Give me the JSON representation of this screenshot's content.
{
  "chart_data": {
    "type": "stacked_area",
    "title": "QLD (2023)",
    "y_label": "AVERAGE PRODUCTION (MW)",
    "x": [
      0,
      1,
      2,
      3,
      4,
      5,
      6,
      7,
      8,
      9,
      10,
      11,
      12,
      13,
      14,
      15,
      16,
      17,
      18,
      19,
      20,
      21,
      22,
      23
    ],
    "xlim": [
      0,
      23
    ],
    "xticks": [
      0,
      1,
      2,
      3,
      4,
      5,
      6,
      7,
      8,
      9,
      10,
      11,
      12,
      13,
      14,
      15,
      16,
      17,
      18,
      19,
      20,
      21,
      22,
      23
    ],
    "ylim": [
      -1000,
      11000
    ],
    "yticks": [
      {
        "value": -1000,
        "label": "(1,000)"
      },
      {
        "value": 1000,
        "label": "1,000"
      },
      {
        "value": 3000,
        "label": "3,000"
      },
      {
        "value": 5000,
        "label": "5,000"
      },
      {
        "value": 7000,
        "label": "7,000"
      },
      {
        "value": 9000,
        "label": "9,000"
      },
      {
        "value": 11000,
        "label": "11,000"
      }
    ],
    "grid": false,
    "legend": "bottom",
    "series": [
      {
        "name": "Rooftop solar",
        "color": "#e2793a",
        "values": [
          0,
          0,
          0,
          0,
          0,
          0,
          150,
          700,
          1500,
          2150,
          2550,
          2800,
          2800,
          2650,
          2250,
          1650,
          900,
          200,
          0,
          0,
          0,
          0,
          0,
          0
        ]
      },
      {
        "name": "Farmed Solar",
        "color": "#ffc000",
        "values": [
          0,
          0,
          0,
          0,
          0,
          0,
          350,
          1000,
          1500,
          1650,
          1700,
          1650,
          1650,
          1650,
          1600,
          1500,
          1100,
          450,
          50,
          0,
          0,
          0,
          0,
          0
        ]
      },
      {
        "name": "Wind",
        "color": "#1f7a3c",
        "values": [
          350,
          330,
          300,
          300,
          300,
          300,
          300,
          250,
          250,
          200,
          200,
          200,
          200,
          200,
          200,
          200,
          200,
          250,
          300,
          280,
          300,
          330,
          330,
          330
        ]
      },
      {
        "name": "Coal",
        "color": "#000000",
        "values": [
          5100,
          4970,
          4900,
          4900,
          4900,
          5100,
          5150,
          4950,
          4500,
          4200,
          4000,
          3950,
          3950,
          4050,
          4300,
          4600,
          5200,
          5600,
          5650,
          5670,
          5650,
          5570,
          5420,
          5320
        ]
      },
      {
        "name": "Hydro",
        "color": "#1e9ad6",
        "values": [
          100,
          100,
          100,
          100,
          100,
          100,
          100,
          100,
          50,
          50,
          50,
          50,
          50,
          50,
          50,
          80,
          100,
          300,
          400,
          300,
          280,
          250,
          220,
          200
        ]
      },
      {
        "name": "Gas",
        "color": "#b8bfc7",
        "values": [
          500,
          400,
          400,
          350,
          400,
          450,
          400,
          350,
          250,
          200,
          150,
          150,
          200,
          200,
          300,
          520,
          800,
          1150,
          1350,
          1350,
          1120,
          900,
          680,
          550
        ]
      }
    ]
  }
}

◆ ◆ ◆ ◆

List each line in the listing that contains the string "name".

        "name": "Rooftop solar",
        "name": "Farmed Solar",
        "name": "Wind",
        "name": "Coal",
        "name": "Hydro",
        "name": "Gas",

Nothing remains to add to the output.